Records of document pages and text:
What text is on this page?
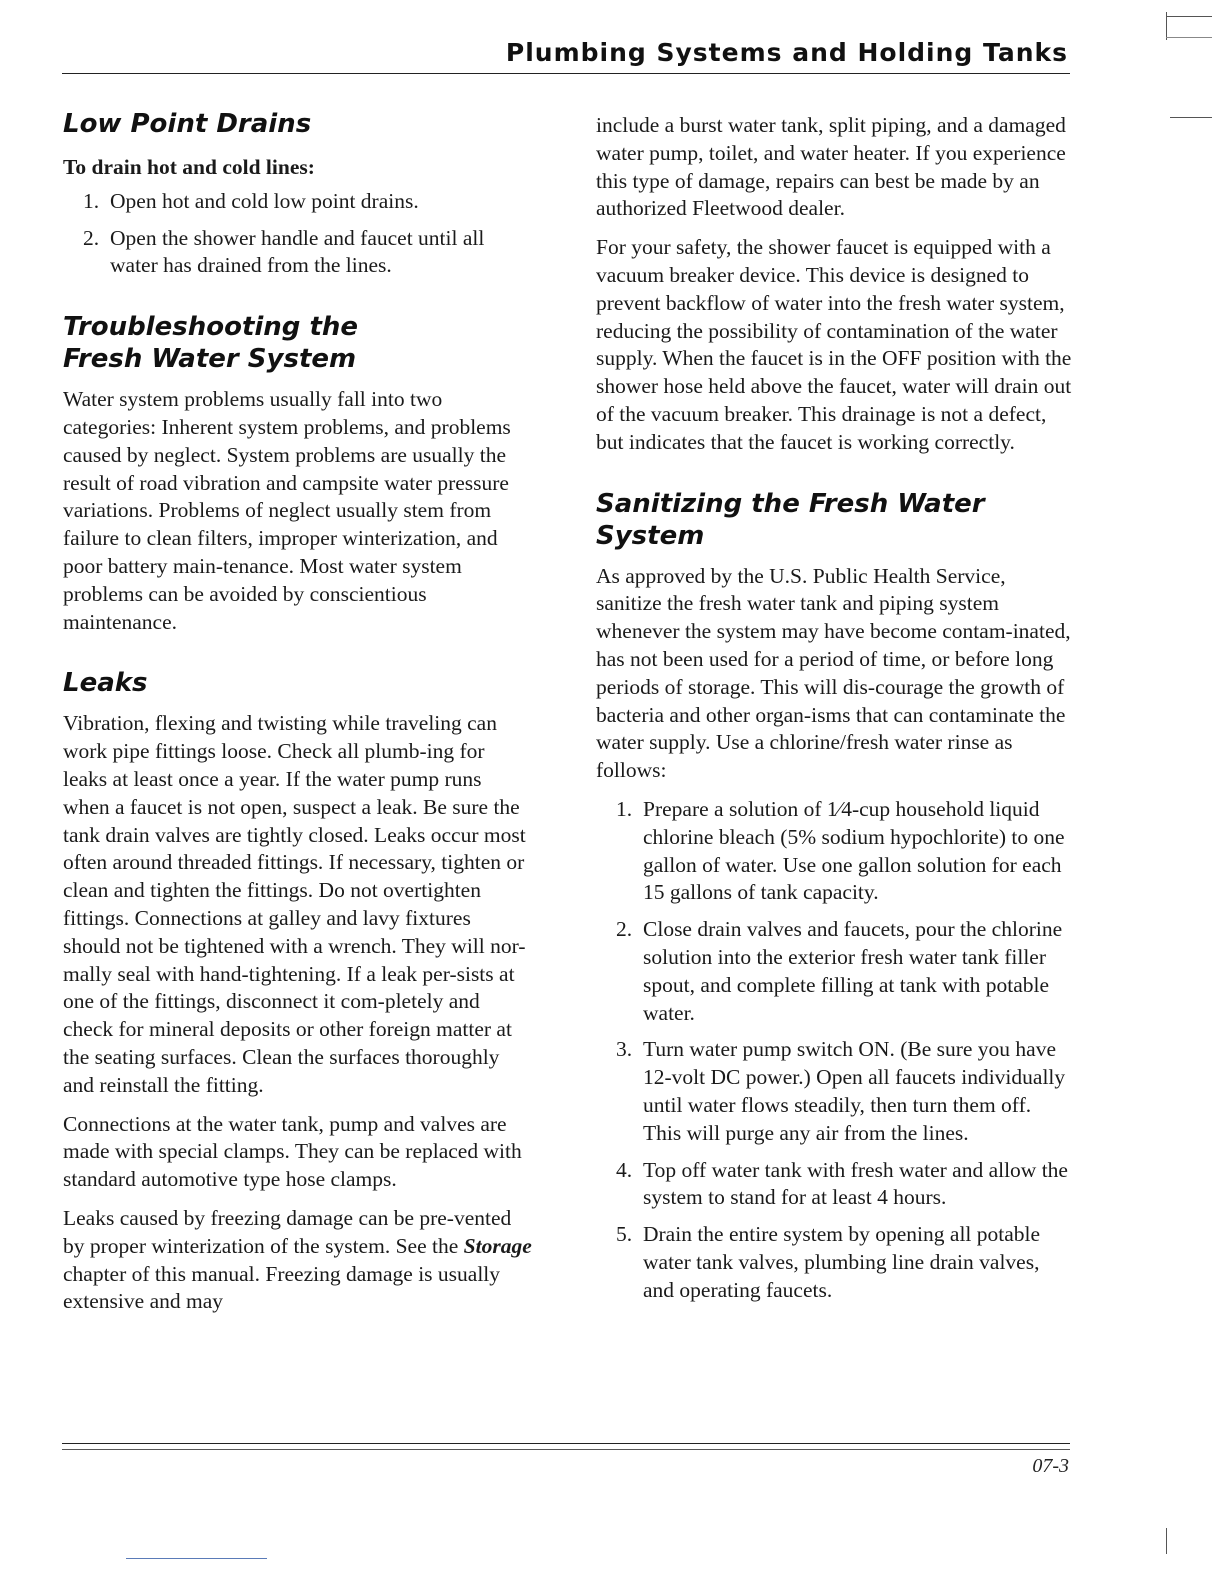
Plumbing Systems and Holding Tanks
Low Point Drains
To drain hot and cold lines:
1. Open hot and cold low point drains.
2. Open the shower handle and faucet until all water has drained from the lines.
Troubleshooting the
Fresh Water System

Water system problems usually fall into two categories: Inherent system problems, and problems caused by neglect. System problems are usually the result of road vibration and campsite water pressure variations. Problems of neglect usually stem from failure to clean filters, improper winterization, and poor battery main-tenance. Most water system problems can be avoided by conscientious maintenance.

Leaks

Vibration, flexing and twisting while traveling can work pipe fittings loose. Check all plumb-ing for leaks at least once a year. If the water pump runs when a faucet is not open, suspect a leak. Be sure the tank drain valves are tightly closed. Leaks occur most often around threaded fittings. If necessary, tighten or clean and tighten the fittings. Do not overtighten fittings. Connections at galley and lavy fixtures should not be tightened with a wrench. They will nor-mally seal with hand-tightening. If a leak per-sists at one of the fittings, disconnect it com-pletely and check for mineral deposits or other foreign matter at the seating surfaces. Clean the surfaces thoroughly and reinstall the fitting.

Connections at the water tank, pump and valves are made with special clamps. They can be replaced with standard automotive type hose clamps.

Leaks caused by freezing damage can be pre-vented by proper winterization of the system. See the Storage chapter of this manual. Freezing damage is usually extensive and may

include a burst water tank, split piping, and a damaged water pump, toilet, and water heater. If you experience this type of damage, repairs can best be made by an authorized Fleetwood dealer.

For your safety, the shower faucet is equipped with a vacuum breaker device. This device is designed to prevent backflow of water into the fresh water system, reducing the possibility of contamination of the water supply. When the faucet is in the OFF position with the shower hose held above the faucet, water will drain out of the vacuum breaker. This drainage is not a defect, but indicates that the faucet is working correctly.

Sanitizing the Fresh Water System

As approved by the U.S. Public Health Service, sanitize the fresh water tank and piping system whenever the system may have become contam-inated, has not been used for a period of time, or before long periods of storage. This will dis-courage the growth of bacteria and other organ-isms that can contaminate the water supply. Use a chlorine/fresh water rinse as follows:

1. Prepare a solution of 1⁄4-cup household liquid chlorine bleach (5% sodium hypochlorite) to one gallon of water. Use one gallon solution for each 15 gallons of tank capacity.
2. Close drain valves and faucets, pour the chlorine solution into the exterior fresh water tank filler spout, and complete filling at tank with potable water.
3. Turn water pump switch ON. (Be sure you have 12-volt DC power.) Open all faucets individually until water flows steadily, then turn them off. This will purge any air from the lines.
4. Top off water tank with fresh water and allow the system to stand for at least 4 hours.
5. Drain the entire system by opening all potable water tank valves, plumbing line drain valves, and operating faucets.
07-3
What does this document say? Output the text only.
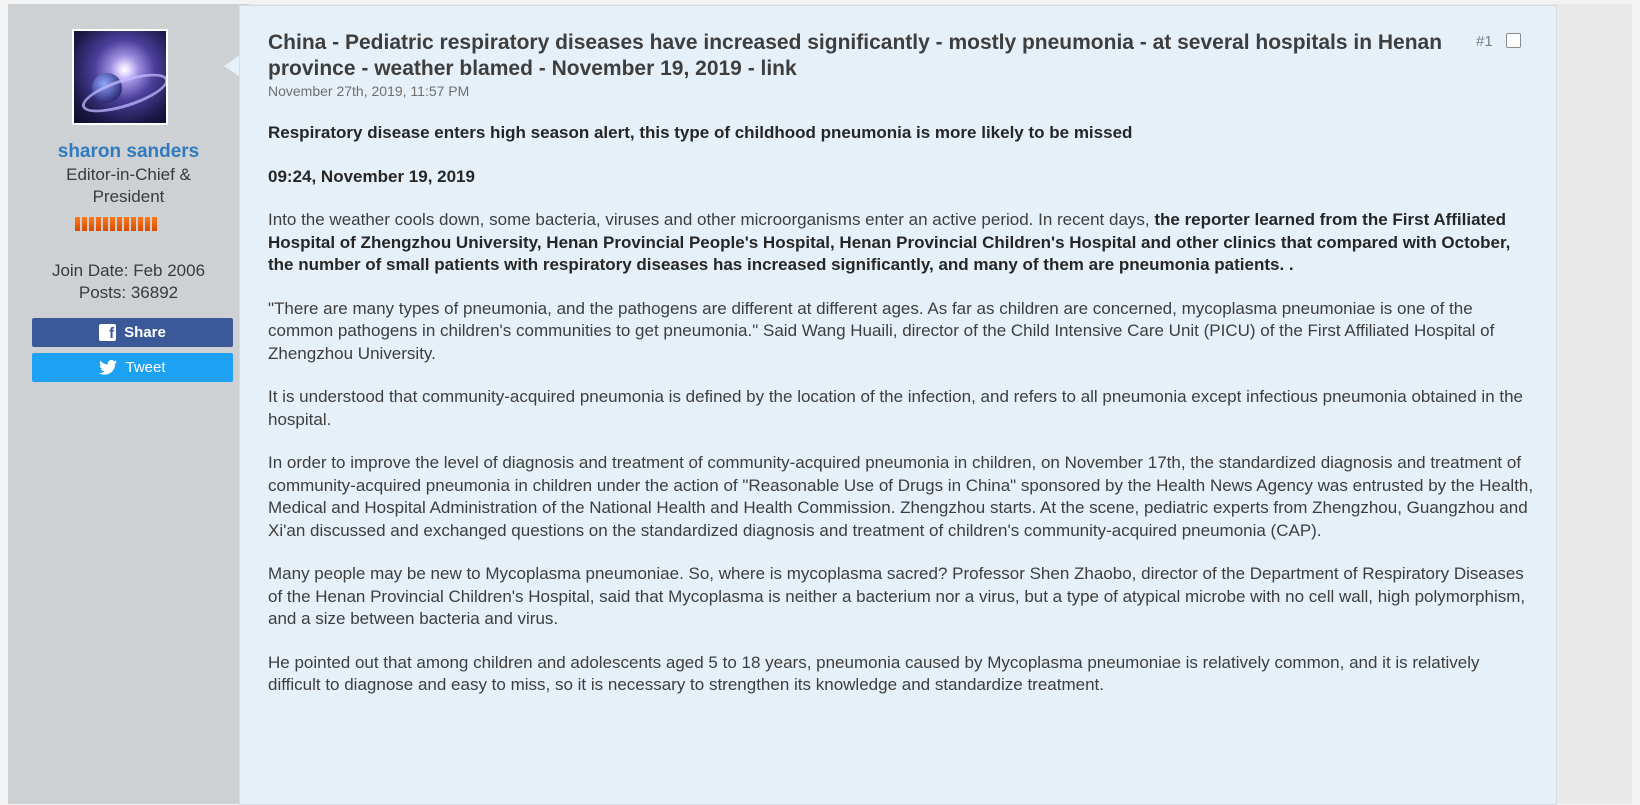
sharon sanders
Editor-in-Chief & President
Join Date: Feb 2006
Posts: 36892
f Share
Tweet
China - Pediatric respiratory diseases have increased significantly - mostly pneumonia - at several hospitals in Henan province - weather blamed - November 19, 2019 - link
#1
November 27th, 2019, 11:57 PM

Respiratory disease enters high season alert, this type of childhood pneumonia is more likely to be missed

09:24, November 19, 2019

Into the weather cools down, some bacteria, viruses and other microorganisms enter an active period. In recent days, the reporter learned from the First Affiliated Hospital of Zhengzhou University, Henan Provincial People's Hospital, Henan Provincial Children's Hospital and other clinics that compared with October, the number of small patients with respiratory diseases has increased significantly, and many of them are pneumonia patients. .

"There are many types of pneumonia, and the pathogens are different at different ages. As far as children are concerned, mycoplasma pneumoniae is one of the common pathogens in children's communities to get pneumonia." Said Wang Huaili, director of the Child Intensive Care Unit (PICU) of the First Affiliated Hospital of Zhengzhou University.

It is understood that community-acquired pneumonia is defined by the location of the infection, and refers to all pneumonia except infectious pneumonia obtained in the hospital.

In order to improve the level of diagnosis and treatment of community-acquired pneumonia in children, on November 17th, the standardized diagnosis and treatment of community-acquired pneumonia in children under the action of "Reasonable Use of Drugs in China" sponsored by the Health News Agency was entrusted by the Health, Medical and Hospital Administration of the National Health and Health Commission. Zhengzhou starts. At the scene, pediatric experts from Zhengzhou, Guangzhou and Xi'an discussed and exchanged questions on the standardized diagnosis and treatment of children's community-acquired pneumonia (CAP).

Many people may be new to Mycoplasma pneumoniae. So, where is mycoplasma sacred? Professor Shen Zhaobo, director of the Department of Respiratory Diseases of the Henan Provincial Children's Hospital, said that Mycoplasma is neither a bacterium nor a virus, but a type of atypical microbe with no cell wall, high polymorphism, and a size between bacteria and virus.

He pointed out that among children and adolescents aged 5 to 18 years, pneumonia caused by Mycoplasma pneumoniae is relatively common, and it is relatively difficult to diagnose and easy to miss, so it is necessary to strengthen its knowledge and standardize treatment.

**WHAT THE EXERCISE ASKS:** Give back every record exactly, dropping its pictures.

**COMPLETED EXERCISE:**
What text is on this page?
Plumbing Systems and Holding Tanks
Low Point Drains
To drain hot and cold lines:
1. Open hot and cold low point drains.
2. Open the shower handle and faucet until all water has drained from the lines.
Troubleshooting the
Fresh Water System

Water system problems usually fall into two categories: Inherent system problems, and problems caused by neglect. System problems are usually the result of road vibration and campsite water pressure variations. Problems of neglect usually stem from failure to clean filters, improper winterization, and poor battery main-tenance. Most water system problems can be avoided by conscientious maintenance.

Leaks

Vibration, flexing and twisting while traveling can work pipe fittings loose. Check all plumb-ing for leaks at least once a year. If the water pump runs when a faucet is not open, suspect a leak. Be sure the tank drain valves are tightly closed. Leaks occur most often around threaded fittings. If necessary, tighten or clean and tighten the fittings. Do not overtighten fittings. Connections at galley and lavy fixtures should not be tightened with a wrench. They will nor-mally seal with hand-tightening. If a leak per-sists at one of the fittings, disconnect it com-pletely and check for mineral deposits or other foreign matter at the seating surfaces. Clean the surfaces thoroughly and reinstall the fitting.

Connections at the water tank, pump and valves are made with special clamps. They can be replaced with standard automotive type hose clamps.

Leaks caused by freezing damage can be pre-vented by proper winterization of the system. See the Storage chapter of this manual. Freezing damage is usually extensive and may

include a burst water tank, split piping, and a damaged water pump, toilet, and water heater. If you experience this type of damage, repairs can best be made by an authorized Fleetwood dealer.

For your safety, the shower faucet is equipped with a vacuum breaker device. This device is designed to prevent backflow of water into the fresh water system, reducing the possibility of contamination of the water supply. When the faucet is in the OFF position with the shower hose held above the faucet, water will drain out of the vacuum breaker. This drainage is not a defect, but indicates that the faucet is working correctly.

Sanitizing the Fresh Water System

As approved by the U.S. Public Health Service, sanitize the fresh water tank and piping system whenever the system may have become contam-inated, has not been used for a period of time, or before long periods of storage. This will dis-courage the growth of bacteria and other organ-isms that can contaminate the water supply. Use a chlorine/fresh water rinse as follows:

1. Prepare a solution of 1⁄4-cup household liquid chlorine bleach (5% sodium hypochlorite) to one gallon of water. Use one gallon solution for each 15 gallons of tank capacity.
2. Close drain valves and faucets, pour the chlorine solution into the exterior fresh water tank filler spout, and complete filling at tank with potable water.
3. Turn water pump switch ON. (Be sure you have 12-volt DC power.) Open all faucets individually until water flows steadily, then turn them off. This will purge any air from the lines.
4. Top off water tank with fresh water and allow the system to stand for at least 4 hours.
5. Drain the entire system by opening all potable water tank valves, plumbing line drain valves, and operating faucets.
07-3
What does this document say? Output the text only.
sharon sanders
Editor-in-Chief & President
Join Date: Feb 2006
Posts: 36892
f Share
Tweet
China - Pediatric respiratory diseases have increased significantly - mostly pneumonia - at several hospitals in Henan province - weather blamed - November 19, 2019 - link
#1
November 27th, 2019, 11:57 PM

Respiratory disease enters high season alert, this type of childhood pneumonia is more likely to be missed

09:24, November 19, 2019

Into the weather cools down, some bacteria, viruses and other microorganisms enter an active period. In recent days, the reporter learned from the First Affiliated Hospital of Zhengzhou University, Henan Provincial People's Hospital, Henan Provincial Children's Hospital and other clinics that compared with October, the number of small patients with respiratory diseases has increased significantly, and many of them are pneumonia patients. .

"There are many types of pneumonia, and the pathogens are different at different ages. As far as children are concerned, mycoplasma pneumoniae is one of the common pathogens in children's communities to get pneumonia." Said Wang Huaili, director of the Child Intensive Care Unit (PICU) of the First Affiliated Hospital of Zhengzhou University.

It is understood that community-acquired pneumonia is defined by the location of the infection, and refers to all pneumonia except infectious pneumonia obtained in the hospital.

In order to improve the level of diagnosis and treatment of community-acquired pneumonia in children, on November 17th, the standardized diagnosis and treatment of community-acquired pneumonia in children under the action of "Reasonable Use of Drugs in China" sponsored by the Health News Agency was entrusted by the Health, Medical and Hospital Administration of the National Health and Health Commission. Zhengzhou starts. At the scene, pediatric experts from Zhengzhou, Guangzhou and Xi'an discussed and exchanged questions on the standardized diagnosis and treatment of children's community-acquired pneumonia (CAP).

Many people may be new to Mycoplasma pneumoniae. So, where is mycoplasma sacred? Professor Shen Zhaobo, director of the Department of Respiratory Diseases of the Henan Provincial Children's Hospital, said that Mycoplasma is neither a bacterium nor a virus, but a type of atypical microbe with no cell wall, high polymorphism, and a size between bacteria and virus.

He pointed out that among children and adolescents aged 5 to 18 years, pneumonia caused by Mycoplasma pneumoniae is relatively common, and it is relatively difficult to diagnose and easy to miss, so it is necessary to strengthen its knowledge and standardize treatment.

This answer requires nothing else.